**PROBLEM TO SOLVE**
State how many lines in the records hold the word "vivos", giving the number and no other text.

**EXERCISE INPUTS**
══════════
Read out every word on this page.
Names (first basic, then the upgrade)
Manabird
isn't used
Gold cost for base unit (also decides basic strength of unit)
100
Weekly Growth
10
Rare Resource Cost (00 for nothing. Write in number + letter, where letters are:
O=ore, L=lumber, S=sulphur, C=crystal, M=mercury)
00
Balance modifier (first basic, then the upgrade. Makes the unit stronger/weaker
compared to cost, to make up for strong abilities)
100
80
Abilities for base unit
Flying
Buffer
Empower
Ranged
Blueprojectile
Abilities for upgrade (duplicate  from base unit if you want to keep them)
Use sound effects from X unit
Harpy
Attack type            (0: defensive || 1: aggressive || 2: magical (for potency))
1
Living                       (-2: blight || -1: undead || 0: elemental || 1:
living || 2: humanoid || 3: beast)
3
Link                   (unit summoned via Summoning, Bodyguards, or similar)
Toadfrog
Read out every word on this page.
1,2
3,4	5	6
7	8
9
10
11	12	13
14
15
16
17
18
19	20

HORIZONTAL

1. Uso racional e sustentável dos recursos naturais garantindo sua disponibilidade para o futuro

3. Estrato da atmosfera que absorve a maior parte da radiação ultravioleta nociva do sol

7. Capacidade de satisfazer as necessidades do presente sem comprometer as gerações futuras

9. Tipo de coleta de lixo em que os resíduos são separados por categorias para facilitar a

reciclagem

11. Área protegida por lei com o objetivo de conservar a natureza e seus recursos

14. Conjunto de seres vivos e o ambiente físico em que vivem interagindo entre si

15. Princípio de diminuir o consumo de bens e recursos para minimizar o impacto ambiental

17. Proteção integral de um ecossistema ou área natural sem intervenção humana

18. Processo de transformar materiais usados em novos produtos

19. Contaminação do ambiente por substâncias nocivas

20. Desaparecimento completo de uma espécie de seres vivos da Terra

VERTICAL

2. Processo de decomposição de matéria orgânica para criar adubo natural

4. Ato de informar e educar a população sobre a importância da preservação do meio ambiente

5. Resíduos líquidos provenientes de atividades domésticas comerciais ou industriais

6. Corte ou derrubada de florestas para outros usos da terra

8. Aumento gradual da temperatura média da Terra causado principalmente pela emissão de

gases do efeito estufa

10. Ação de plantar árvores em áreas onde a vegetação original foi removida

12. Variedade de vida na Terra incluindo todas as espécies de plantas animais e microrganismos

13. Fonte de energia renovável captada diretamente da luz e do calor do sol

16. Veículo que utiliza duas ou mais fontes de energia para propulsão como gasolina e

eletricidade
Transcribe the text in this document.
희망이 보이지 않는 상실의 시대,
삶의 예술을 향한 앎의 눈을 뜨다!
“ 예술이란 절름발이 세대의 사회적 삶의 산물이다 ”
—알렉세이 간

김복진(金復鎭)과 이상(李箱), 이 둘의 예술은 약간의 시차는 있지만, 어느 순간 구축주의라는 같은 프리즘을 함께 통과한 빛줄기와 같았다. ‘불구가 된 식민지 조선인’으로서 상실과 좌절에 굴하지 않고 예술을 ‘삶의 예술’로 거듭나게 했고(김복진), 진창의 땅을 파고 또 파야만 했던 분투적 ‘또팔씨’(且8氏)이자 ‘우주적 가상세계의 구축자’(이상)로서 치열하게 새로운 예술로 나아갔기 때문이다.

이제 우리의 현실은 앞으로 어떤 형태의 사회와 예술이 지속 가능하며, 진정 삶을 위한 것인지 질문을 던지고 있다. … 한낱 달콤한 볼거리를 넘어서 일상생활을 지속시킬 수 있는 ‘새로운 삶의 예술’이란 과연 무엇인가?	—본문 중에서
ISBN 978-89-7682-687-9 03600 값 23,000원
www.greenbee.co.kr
══════════
**ANSWER TO THIS PROBLEM**
2